Each line that holds the word "muss" counts once. Give the total number of such lines and nothing else.
— BEGIN Listed records —
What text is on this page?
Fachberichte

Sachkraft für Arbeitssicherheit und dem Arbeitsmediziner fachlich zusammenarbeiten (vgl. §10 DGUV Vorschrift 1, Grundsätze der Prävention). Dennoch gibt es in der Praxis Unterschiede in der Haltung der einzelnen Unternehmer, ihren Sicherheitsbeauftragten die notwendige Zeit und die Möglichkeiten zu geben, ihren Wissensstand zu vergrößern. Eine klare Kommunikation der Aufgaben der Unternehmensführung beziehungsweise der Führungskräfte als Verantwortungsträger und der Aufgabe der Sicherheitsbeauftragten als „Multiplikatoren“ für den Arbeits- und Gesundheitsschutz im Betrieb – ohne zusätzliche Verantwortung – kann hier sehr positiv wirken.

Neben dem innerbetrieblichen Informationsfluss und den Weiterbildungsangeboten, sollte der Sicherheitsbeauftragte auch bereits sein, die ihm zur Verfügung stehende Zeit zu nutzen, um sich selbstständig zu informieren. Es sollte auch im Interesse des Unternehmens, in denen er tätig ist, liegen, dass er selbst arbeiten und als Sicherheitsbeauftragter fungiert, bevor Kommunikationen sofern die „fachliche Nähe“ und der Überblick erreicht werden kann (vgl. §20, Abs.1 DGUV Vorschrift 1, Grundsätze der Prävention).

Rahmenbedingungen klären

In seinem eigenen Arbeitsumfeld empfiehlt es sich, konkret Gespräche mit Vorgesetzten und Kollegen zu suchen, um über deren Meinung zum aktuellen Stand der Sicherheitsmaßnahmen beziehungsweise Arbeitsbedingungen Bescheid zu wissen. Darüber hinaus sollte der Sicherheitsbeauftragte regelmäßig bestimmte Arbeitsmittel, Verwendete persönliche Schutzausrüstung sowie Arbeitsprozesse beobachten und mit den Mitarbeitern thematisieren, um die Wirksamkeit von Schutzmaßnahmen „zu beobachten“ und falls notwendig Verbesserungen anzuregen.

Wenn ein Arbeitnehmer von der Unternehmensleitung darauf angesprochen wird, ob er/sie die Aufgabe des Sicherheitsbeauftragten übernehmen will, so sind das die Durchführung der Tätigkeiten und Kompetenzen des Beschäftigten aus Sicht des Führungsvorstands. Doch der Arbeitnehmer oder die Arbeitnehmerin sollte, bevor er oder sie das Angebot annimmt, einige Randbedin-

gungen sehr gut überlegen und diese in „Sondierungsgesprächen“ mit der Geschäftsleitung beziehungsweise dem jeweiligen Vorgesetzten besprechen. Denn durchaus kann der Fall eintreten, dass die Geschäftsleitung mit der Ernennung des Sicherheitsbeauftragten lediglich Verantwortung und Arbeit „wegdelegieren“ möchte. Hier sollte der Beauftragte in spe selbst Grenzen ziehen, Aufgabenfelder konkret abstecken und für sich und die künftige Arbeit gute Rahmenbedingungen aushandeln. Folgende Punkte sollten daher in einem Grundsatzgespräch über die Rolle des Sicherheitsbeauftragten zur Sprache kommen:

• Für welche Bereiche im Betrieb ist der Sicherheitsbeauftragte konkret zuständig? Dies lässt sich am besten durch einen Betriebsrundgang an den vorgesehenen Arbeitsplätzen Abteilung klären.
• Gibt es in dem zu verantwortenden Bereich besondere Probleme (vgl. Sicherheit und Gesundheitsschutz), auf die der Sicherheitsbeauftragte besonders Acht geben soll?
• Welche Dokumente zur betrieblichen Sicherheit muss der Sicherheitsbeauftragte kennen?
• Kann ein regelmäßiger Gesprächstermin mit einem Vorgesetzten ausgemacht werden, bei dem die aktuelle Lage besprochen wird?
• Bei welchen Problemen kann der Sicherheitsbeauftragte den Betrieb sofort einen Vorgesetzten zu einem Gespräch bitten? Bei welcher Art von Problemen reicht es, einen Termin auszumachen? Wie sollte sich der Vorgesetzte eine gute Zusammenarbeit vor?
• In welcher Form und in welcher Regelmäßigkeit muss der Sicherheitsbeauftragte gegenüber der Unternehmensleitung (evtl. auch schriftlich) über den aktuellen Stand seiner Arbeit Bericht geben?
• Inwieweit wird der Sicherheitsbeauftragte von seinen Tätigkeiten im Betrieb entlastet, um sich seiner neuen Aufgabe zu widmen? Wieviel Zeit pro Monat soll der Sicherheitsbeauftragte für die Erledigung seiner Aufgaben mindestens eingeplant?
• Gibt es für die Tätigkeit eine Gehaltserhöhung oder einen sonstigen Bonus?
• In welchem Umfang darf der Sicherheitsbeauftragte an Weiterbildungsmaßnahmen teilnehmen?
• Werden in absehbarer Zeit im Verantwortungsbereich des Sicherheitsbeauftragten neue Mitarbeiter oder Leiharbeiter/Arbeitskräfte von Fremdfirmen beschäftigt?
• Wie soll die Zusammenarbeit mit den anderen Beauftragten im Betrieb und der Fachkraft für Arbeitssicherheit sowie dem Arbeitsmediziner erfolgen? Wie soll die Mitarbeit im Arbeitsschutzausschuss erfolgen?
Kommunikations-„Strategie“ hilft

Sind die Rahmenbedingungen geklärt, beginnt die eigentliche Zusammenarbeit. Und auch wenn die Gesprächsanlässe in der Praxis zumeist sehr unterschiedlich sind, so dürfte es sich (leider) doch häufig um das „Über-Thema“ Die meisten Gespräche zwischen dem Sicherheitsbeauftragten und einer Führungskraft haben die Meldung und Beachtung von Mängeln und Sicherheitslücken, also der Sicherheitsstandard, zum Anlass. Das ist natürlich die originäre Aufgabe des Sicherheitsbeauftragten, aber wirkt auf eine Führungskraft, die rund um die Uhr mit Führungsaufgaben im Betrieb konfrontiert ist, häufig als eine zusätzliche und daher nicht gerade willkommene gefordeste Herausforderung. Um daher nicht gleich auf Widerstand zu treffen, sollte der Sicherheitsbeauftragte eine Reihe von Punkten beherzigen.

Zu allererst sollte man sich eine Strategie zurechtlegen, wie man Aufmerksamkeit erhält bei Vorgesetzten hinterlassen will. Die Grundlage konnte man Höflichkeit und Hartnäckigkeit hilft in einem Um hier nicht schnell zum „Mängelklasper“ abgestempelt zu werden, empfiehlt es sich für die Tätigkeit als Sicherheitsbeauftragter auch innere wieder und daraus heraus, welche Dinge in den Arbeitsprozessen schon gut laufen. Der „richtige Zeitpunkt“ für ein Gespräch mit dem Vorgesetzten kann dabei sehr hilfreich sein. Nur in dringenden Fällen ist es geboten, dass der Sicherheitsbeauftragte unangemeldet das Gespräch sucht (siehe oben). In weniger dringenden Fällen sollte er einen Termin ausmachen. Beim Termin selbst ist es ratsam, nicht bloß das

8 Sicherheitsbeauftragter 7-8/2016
— END Listed records —
■ Result for this task ■
2